Text passage:
-- -- --

Reflection on being supervised

At the end of February 2020, I got a sore throat…then a fever…then a raspy cough that left me feeling like I had broken ribs…but…the show must go on. (By the way, while this was mere weeks before the Pandemic shut our school (and our nation) down, I tested and discovered that what I had was not Covid-19…which is only just a little disappointing. I would have known where I contracted it – that was at the height of a heated argument about collecting phones from students, as per the policy, even though some of them are teen parents. I hated this policy, rarely complied and if I ever took a phone from a student, I could feel Flu and Cold germs jumping on me, ha ha. The pandemic took this to a new height making me wonder if the phone-collection policy will remain when we go back to campus.)
When my supervisor visited, I was very sick, it was very cold and I was very exhausted from teaching both day time high school and night time adult ed. I toyed with canceling the visit, but felt that if I delayed, I would just grow to dread it, and besides…way better to be mentored as a newbie than supervised as a more experienced teacher. I was counting on the kindness I got, if for no other reason, than maybe pity.
As an older career shifter working in the most challenging of class settings, the best I can say is I consistently went back. When I mentioned that that was the strongest thing I could say about my teaching, she reminded me that we might be teaching and the students might be learning, but what is being taught is not always what is being learned and vice versa. I know she is right, but it feels like a cop out.
Just days after she left a student was organizing his binder and asked me what class I was teaching. I had had this student for a month and he was unable to identify the subject (U.S. Government) that I was teaching. I can admit that now, but that afternoon I went to the gym and worked out harder than ever until I broke down crying in front of my personal trainer. I was just so upset by my total lack of teaching clarity that the student didn’t even know what I was teaching. I mentioned this in my follow up memo and my supervisor came back with a plausible explanation: Maybe he just didn’t know how to spell the word “Government.” Upon reflection, he asked me to write it out for him – so maybe she was right.
Wasted tears, but a damn good workout.
I am starting a new position and have met some of my colleagues and they’re all so kind and generous. One is a teacher coach – and they all wear that hat occasionally with each other, so when the coach asked me if I wanted to be mentored I jumped at the chance. The depth of connection I felt to my SIT supervisor during what I consider a very raw and painful memory of having someone observe me in the class leads me to believe that not only will my next experience as a teacher go better, but my next experience being mentored will lift me even more.

-- -- --

Quote the reflection on being supervised from "Wasted tears, but" to "me even more.".

Page layout parsing data
-- -- --

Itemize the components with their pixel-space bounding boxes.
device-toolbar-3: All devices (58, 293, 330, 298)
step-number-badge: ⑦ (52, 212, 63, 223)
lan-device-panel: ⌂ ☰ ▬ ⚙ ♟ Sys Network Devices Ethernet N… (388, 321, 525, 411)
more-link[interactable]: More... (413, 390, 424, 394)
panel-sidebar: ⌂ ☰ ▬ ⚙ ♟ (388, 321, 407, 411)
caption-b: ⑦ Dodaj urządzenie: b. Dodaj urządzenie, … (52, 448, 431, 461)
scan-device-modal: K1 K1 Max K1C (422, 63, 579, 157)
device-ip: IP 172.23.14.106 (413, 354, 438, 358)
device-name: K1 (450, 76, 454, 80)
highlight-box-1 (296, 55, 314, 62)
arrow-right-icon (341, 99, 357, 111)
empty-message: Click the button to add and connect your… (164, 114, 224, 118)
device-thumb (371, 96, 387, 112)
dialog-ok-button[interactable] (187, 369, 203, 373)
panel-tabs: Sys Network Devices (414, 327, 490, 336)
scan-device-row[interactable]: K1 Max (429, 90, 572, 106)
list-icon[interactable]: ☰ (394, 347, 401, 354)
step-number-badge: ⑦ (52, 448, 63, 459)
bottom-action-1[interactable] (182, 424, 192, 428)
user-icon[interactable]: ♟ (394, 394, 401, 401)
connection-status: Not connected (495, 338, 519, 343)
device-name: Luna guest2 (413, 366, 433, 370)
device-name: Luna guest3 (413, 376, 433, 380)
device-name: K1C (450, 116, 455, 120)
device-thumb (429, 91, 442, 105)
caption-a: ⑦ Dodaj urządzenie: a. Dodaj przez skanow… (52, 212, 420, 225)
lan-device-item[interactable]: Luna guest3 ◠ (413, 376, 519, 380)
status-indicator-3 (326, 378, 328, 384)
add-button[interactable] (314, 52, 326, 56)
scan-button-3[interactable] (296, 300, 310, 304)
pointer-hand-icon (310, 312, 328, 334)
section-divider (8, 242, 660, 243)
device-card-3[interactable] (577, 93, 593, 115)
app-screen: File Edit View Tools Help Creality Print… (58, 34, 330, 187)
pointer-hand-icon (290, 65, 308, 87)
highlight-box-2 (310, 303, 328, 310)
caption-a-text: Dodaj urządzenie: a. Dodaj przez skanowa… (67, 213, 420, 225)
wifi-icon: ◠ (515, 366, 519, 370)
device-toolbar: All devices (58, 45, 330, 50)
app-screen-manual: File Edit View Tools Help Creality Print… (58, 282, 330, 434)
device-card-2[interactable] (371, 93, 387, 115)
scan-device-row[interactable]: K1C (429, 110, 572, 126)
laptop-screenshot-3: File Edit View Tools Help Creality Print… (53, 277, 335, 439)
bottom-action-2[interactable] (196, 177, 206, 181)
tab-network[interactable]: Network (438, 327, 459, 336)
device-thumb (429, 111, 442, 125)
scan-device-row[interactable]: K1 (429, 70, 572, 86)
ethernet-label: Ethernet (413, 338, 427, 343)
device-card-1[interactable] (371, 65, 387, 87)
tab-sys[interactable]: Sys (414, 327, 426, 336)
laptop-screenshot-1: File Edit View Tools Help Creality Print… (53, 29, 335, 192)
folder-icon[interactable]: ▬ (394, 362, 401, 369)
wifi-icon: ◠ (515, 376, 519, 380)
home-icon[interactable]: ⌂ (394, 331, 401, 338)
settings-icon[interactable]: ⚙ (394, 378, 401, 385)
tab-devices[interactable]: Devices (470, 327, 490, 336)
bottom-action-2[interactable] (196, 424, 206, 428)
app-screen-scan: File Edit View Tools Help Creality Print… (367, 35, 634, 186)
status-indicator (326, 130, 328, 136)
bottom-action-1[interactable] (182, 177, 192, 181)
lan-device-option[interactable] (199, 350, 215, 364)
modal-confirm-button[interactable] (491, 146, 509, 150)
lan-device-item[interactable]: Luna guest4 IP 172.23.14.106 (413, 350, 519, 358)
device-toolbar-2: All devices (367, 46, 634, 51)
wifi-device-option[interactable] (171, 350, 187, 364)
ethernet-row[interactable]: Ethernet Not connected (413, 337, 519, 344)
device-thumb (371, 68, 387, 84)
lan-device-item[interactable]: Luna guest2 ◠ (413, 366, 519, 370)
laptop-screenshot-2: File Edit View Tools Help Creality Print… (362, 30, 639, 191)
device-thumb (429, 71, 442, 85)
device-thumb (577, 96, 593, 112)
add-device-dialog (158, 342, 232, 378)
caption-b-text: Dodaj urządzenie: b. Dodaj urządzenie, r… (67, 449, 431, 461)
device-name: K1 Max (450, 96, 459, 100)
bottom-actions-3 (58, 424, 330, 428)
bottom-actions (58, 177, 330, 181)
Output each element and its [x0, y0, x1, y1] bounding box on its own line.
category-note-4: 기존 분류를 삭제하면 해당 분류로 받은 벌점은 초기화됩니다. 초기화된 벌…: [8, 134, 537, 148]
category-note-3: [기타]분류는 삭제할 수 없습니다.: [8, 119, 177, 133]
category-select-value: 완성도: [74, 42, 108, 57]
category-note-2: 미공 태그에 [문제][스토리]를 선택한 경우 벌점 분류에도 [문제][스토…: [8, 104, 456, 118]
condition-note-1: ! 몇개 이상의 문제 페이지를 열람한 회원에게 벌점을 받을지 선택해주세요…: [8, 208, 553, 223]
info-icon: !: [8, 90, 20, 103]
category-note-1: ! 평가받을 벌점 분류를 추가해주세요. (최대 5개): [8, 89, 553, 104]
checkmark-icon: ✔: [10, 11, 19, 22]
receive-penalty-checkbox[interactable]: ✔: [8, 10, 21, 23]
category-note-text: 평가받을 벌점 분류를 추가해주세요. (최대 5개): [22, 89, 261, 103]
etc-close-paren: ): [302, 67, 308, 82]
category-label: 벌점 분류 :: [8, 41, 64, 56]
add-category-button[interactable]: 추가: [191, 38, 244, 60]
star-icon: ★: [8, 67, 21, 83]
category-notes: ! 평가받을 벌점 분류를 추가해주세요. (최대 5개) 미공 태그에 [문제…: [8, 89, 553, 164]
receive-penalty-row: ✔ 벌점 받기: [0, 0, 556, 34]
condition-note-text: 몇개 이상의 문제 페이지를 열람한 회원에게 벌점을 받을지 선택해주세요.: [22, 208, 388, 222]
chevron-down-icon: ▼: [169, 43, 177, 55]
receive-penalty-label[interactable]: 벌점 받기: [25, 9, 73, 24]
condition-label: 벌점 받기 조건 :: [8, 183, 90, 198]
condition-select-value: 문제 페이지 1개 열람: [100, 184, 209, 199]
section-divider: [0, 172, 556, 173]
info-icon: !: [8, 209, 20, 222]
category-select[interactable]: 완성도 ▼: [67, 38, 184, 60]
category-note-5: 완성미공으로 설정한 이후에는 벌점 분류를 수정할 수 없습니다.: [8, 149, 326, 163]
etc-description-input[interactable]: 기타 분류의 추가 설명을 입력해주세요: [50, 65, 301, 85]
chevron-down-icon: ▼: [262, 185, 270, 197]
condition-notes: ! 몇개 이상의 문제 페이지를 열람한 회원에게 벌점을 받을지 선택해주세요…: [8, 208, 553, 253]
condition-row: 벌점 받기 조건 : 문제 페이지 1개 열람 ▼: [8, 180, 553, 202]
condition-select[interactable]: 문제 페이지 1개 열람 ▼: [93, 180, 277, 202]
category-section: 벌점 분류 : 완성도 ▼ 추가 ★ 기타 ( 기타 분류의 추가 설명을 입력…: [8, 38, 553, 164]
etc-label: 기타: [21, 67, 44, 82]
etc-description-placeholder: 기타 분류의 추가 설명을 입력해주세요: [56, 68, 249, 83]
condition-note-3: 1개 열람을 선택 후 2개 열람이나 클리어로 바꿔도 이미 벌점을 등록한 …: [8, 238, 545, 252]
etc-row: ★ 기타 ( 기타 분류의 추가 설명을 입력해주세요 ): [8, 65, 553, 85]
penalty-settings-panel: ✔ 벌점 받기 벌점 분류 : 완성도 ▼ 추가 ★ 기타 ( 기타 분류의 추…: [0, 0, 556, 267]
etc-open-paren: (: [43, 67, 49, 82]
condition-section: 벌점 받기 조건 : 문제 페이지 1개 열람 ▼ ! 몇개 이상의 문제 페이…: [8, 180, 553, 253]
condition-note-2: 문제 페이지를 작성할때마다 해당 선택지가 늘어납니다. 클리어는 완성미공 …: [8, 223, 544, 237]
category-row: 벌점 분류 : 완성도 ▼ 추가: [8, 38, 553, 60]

-- -- --

Task answer:
Wasted tears, but a damn good workout.
I am starting a new position and have met some of my colleagues and they’re all so kind and generous. One is a teacher coach – and they all wear that hat occasionally with each other, so when the coach asked me if I wanted to be mentored I jumped at the chance. The depth of connection I felt to my SIT supervisor during what I consider a very raw and painful memory of having someone observe me in the class leads me to believe that not only will my next experience as a teacher go better, but my next experience being mentored will lift me even more.